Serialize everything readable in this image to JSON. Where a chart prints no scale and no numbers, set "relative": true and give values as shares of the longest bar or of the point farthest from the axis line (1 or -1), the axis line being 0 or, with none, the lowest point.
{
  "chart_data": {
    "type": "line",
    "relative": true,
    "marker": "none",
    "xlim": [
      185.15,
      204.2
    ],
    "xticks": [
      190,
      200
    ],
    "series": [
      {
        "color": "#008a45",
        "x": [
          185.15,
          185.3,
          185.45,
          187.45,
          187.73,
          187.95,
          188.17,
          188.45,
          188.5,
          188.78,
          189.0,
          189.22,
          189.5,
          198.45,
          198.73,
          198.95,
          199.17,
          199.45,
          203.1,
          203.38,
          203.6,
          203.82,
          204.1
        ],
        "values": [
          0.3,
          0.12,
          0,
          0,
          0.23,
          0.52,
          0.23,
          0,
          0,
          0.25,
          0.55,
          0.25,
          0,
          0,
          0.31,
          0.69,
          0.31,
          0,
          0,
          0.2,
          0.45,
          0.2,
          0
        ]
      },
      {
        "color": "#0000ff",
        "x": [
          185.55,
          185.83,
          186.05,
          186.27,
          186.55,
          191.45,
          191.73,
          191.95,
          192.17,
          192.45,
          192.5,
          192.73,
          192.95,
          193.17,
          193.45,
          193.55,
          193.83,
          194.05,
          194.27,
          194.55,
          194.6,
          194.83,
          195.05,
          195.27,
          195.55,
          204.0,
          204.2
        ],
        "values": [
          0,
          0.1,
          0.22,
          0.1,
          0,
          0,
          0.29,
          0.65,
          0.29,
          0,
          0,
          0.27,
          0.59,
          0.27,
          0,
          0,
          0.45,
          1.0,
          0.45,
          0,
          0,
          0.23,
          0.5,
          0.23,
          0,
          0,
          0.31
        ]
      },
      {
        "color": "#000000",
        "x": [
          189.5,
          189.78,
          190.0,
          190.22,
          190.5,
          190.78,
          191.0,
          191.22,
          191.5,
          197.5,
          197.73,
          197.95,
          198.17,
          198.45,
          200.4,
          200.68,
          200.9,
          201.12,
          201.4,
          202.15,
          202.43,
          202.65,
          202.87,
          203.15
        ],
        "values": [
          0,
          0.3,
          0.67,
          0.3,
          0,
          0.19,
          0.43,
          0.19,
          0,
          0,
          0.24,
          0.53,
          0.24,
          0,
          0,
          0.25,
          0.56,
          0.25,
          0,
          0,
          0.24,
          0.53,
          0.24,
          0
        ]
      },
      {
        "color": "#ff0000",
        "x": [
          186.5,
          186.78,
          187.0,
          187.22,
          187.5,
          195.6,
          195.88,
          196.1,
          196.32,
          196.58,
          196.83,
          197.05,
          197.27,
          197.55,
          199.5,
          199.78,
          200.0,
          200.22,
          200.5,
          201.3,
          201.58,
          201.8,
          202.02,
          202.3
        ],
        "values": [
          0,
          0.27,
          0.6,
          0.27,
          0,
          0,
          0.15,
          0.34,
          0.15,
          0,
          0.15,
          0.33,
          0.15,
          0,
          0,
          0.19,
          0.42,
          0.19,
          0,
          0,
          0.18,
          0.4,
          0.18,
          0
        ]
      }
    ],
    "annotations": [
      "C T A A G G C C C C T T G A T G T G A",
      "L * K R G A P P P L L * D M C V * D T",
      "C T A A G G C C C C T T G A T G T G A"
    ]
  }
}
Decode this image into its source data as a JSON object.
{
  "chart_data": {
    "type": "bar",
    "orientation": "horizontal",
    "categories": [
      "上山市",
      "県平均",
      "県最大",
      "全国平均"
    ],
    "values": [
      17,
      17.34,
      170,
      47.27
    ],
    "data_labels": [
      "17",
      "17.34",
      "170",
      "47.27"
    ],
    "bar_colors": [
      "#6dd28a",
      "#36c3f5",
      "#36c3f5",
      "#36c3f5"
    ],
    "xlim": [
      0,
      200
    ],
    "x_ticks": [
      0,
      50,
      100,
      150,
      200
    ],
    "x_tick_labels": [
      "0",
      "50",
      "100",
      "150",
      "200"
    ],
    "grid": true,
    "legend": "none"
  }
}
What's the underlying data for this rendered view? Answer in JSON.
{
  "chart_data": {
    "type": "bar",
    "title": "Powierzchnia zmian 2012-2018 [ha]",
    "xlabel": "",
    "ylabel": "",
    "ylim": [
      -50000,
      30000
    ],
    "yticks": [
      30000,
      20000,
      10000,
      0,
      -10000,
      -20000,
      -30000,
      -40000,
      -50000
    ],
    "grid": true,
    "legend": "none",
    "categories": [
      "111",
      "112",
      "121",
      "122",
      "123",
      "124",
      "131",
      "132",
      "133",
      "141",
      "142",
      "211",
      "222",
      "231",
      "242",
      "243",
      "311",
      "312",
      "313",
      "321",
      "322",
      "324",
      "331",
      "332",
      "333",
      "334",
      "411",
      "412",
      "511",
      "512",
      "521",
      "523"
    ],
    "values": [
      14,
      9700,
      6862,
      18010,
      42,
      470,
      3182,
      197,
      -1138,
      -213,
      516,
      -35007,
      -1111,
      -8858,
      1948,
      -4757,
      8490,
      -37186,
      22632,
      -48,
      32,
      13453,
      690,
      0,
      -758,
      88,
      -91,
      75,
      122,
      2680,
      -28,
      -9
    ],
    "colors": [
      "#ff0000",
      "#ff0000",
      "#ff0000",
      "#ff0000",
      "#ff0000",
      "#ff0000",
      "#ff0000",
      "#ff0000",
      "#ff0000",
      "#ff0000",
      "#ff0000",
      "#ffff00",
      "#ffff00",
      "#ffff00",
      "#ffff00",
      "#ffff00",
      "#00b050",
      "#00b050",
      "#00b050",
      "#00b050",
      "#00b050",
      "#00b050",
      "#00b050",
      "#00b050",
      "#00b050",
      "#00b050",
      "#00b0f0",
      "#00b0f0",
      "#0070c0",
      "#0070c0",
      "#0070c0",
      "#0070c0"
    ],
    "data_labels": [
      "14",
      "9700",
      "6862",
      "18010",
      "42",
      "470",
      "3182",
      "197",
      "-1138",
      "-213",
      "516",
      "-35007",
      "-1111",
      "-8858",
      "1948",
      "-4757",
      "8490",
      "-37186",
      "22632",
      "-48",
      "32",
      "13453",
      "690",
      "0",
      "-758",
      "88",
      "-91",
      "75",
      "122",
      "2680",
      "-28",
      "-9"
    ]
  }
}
====
Copy each record from above without leaving any out.

Serialize everything readable in this image to JSON. Where a chart prints no scale and no numbers, set "relative": true and give values as shares of the longest bar or of the point farthest from the axis line (1 or -1), the axis line being 0 or, with none, the lowest point.
{
  "chart_data": {
    "type": "line",
    "relative": true,
    "marker": "none",
    "xlim": [
      185.15,
      204.2
    ],
    "xticks": [
      190,
      200
    ],
    "series": [
      {
        "color": "#008a45",
        "x": [
          185.15,
          185.3,
          185.45,
          187.45,
          187.73,
          187.95,
          188.17,
          188.45,
          188.5,
          188.78,
          189.0,
          189.22,
          189.5,
          198.45,
          198.73,
          198.95,
          199.17,
          199.45,
          203.1,
          203.38,
          203.6,
          203.82,
          204.1
        ],
        "values": [
          0.3,
          0.12,
          0,
          0,
          0.23,
          0.52,
          0.23,
          0,
          0,
          0.25,
          0.55,
          0.25,
          0,
          0,
          0.31,
          0.69,
          0.31,
          0,
          0,
          0.2,
          0.45,
          0.2,
          0
        ]
      },
      {
        "color": "#0000ff",
        "x": [
          185.55,
          185.83,
          186.05,
          186.27,
          186.55,
          191.45,
          191.73,
          191.95,
          192.17,
          192.45,
          192.5,
          192.73,
          192.95,
          193.17,
          193.45,
          193.55,
          193.83,
          194.05,
          194.27,
          194.55,
          194.6,
          194.83,
          195.05,
          195.27,
          195.55,
          204.0,
          204.2
        ],
        "values": [
          0,
          0.1,
          0.22,
          0.1,
          0,
          0,
          0.29,
          0.65,
          0.29,
          0,
          0,
          0.27,
          0.59,
          0.27,
          0,
          0,
          0.45,
          1.0,
          0.45,
          0,
          0,
          0.23,
          0.5,
          0.23,
          0,
          0,
          0.31
        ]
      },
      {
        "color": "#000000",
        "x": [
          189.5,
          189.78,
          190.0,
          190.22,
          190.5,
          190.78,
          191.0,
          191.22,
          191.5,
          197.5,
          197.73,
          197.95,
          198.17,
          198.45,
          200.4,
          200.68,
          200.9,
          201.12,
          201.4,
          202.15,
          202.43,
          202.65,
          202.87,
          203.15
        ],
        "values": [
          0,
          0.3,
          0.67,
          0.3,
          0,
          0.19,
          0.43,
          0.19,
          0,
          0,
          0.24,
          0.53,
          0.24,
          0,
          0,
          0.25,
          0.56,
          0.25,
          0,
          0,
          0.24,
          0.53,
          0.24,
          0
        ]
      },
      {
        "color": "#ff0000",
        "x": [
          186.5,
          186.78,
          187.0,
          187.22,
          187.5,
          195.6,
          195.88,
          196.1,
          196.32,
          196.58,
          196.83,
          197.05,
          197.27,
          197.55,
          199.5,
          199.78,
          200.0,
          200.22,
          200.5,
          201.3,
          201.58,
          201.8,
          202.02,
          202.3
        ],
        "values": [
          0,
          0.27,
          0.6,
          0.27,
          0,
          0,
          0.15,
          0.34,
          0.15,
          0,
          0.15,
          0.33,
          0.15,
          0,
          0,
          0.19,
          0.42,
          0.19,
          0,
          0,
          0.18,
          0.4,
          0.18,
          0
        ]
      }
    ],
    "annotations": [
      "C T A A G G C C C C T T G A T G T G A",
      "L * K R G A P P P L L * D M C V * D T",
      "C T A A G G C C C C T T G A T G T G A"
    ]
  }
}
Decode this image into its source data as a JSON object.
{
  "chart_data": {
    "type": "bar",
    "orientation": "horizontal",
    "categories": [
      "上山市",
      "県平均",
      "県最大",
      "全国平均"
    ],
    "values": [
      17,
      17.34,
      170,
      47.27
    ],
    "data_labels": [
      "17",
      "17.34",
      "170",
      "47.27"
    ],
    "bar_colors": [
      "#6dd28a",
      "#36c3f5",
      "#36c3f5",
      "#36c3f5"
    ],
    "xlim": [
      0,
      200
    ],
    "x_ticks": [
      0,
      50,
      100,
      150,
      200
    ],
    "x_tick_labels": [
      "0",
      "50",
      "100",
      "150",
      "200"
    ],
    "grid": true,
    "legend": "none"
  }
}
What's the underlying data for this rendered view? Answer in JSON.
{
  "chart_data": {
    "type": "bar",
    "title": "Powierzchnia zmian 2012-2018 [ha]",
    "xlabel": "",
    "ylabel": "",
    "ylim": [
      -50000,
      30000
    ],
    "yticks": [
      30000,
      20000,
      10000,
      0,
      -10000,
      -20000,
      -30000,
      -40000,
      -50000
    ],
    "grid": true,
    "legend": "none",
    "categories": [
      "111",
      "112",
      "121",
      "122",
      "123",
      "124",
      "131",
      "132",
      "133",
      "141",
      "142",
      "211",
      "222",
      "231",
      "242",
      "243",
      "311",
      "312",
      "313",
      "321",
      "322",
      "324",
      "331",
      "332",
      "333",
      "334",
      "411",
      "412",
      "511",
      "512",
      "521",
      "523"
    ],
    "values": [
      14,
      9700,
      6862,
      18010,
      42,
      470,
      3182,
      197,
      -1138,
      -213,
      516,
      -35007,
      -1111,
      -8858,
      1948,
      -4757,
      8490,
      -37186,
      22632,
      -48,
      32,
      13453,
      690,
      0,
      -758,
      88,
      -91,
      75,
      122,
      2680,
      -28,
      -9
    ],
    "colors": [
      "#ff0000",
      "#ff0000",
      "#ff0000",
      "#ff0000",
      "#ff0000",
      "#ff0000",
      "#ff0000",
      "#ff0000",
      "#ff0000",
      "#ff0000",
      "#ff0000",
      "#ffff00",
      "#ffff00",
      "#ffff00",
      "#ffff00",
      "#ffff00",
      "#00b050",
      "#00b050",
      "#00b050",
      "#00b050",
      "#00b050",
      "#00b050",
      "#00b050",
      "#00b050",
      "#00b050",
      "#00b050",
      "#00b0f0",
      "#00b0f0",
      "#0070c0",
      "#0070c0",
      "#0070c0",
      "#0070c0"
    ],
    "data_labels": [
      "14",
      "9700",
      "6862",
      "18010",
      "42",
      "470",
      "3182",
      "197",
      "-1138",
      "-213",
      "516",
      "-35007",
      "-1111",
      "-8858",
      "1948",
      "-4757",
      "8490",
      "-37186",
      "22632",
      "-48",
      "32",
      "13453",
      "690",
      "0",
      "-758",
      "88",
      "-91",
      "75",
      "122",
      "2680",
      "-28",
      "-9"
    ]
  }
}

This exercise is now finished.